> _Data provided_

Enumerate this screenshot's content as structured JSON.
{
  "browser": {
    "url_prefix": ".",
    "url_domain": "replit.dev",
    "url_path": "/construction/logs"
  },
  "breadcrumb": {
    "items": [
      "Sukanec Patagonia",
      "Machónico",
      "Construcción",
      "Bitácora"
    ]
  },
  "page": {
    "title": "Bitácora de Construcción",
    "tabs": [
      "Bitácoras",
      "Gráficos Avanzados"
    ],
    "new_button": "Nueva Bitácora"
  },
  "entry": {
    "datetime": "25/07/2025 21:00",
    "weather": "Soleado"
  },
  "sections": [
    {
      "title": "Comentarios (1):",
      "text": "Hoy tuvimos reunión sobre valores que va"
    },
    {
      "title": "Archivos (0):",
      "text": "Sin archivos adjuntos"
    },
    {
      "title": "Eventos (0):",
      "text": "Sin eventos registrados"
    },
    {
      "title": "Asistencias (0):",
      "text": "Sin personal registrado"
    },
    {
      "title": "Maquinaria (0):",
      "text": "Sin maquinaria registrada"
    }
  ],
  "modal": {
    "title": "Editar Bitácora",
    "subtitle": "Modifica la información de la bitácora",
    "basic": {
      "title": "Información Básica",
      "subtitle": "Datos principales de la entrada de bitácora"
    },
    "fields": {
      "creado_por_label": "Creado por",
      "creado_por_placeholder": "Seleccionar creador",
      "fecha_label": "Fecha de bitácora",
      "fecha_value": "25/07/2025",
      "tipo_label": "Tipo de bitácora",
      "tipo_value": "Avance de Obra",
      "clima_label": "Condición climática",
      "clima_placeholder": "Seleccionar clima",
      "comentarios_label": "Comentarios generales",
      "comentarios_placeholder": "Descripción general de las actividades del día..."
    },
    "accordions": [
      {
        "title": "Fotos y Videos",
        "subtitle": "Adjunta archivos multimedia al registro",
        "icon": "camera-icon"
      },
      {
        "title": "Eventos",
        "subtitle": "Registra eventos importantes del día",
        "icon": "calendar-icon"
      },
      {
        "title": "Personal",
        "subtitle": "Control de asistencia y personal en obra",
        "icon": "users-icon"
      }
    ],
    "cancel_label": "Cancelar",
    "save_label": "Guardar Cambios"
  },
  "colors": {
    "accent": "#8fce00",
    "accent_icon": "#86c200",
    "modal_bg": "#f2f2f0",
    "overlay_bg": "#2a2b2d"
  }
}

> _Aim of the task_
Transcribe every entry exactly, omitting nothing.

> _Response_
Enumerate this screenshot's content as structured JSON.
{
  "browser": {
    "url_prefix": ".",
    "url_domain": "replit.dev",
    "url_path": "/construction/logs"
  },
  "breadcrumb": {
    "items": [
      "Sukanec Patagonia",
      "Machónico",
      "Construcción",
      "Bitácora"
    ]
  },
  "page": {
    "title": "Bitácora de Construcción",
    "tabs": [
      "Bitácoras",
      "Gráficos Avanzados"
    ],
    "new_button": "Nueva Bitácora"
  },
  "entry": {
    "datetime": "25/07/2025 21:00",
    "weather": "Soleado"
  },
  "sections": [
    {
      "title": "Comentarios (1):",
      "text": "Hoy tuvimos reunión sobre valores que va"
    },
    {
      "title": "Archivos (0):",
      "text": "Sin archivos adjuntos"
    },
    {
      "title": "Eventos (0):",
      "text": "Sin eventos registrados"
    },
    {
      "title": "Asistencias (0):",
      "text": "Sin personal registrado"
    },
    {
      "title": "Maquinaria (0):",
      "text": "Sin maquinaria registrada"
    }
  ],
  "modal": {
    "title": "Editar Bitácora",
    "subtitle": "Modifica la información de la bitácora",
    "basic": {
      "title": "Información Básica",
      "subtitle": "Datos principales de la entrada de bitácora"
    },
    "fields": {
      "creado_por_label": "Creado por",
      "creado_por_placeholder": "Seleccionar creador",
      "fecha_label": "Fecha de bitácora",
      "fecha_value": "25/07/2025",
      "tipo_label": "Tipo de bitácora",
      "tipo_value": "Avance de Obra",
      "clima_label": "Condición climática",
      "clima_placeholder": "Seleccionar clima",
      "comentarios_label": "Comentarios generales",
      "comentarios_placeholder": "Descripción general de las actividades del día..."
    },
    "accordions": [
      {
        "title": "Fotos y Videos",
        "subtitle": "Adjunta archivos multimedia al registro",
        "icon": "camera-icon"
      },
      {
        "title": "Eventos",
        "subtitle": "Registra eventos importantes del día",
        "icon": "calendar-icon"
      },
      {
        "title": "Personal",
        "subtitle": "Control de asistencia y personal en obra",
        "icon": "users-icon"
      }
    ],
    "cancel_label": "Cancelar",
    "save_label": "Guardar Cambios"
  },
  "colors": {
    "accent": "#8fce00",
    "accent_icon": "#86c200",
    "modal_bg": "#f2f2f0",
    "overlay_bg": "#2a2b2d"
  }
}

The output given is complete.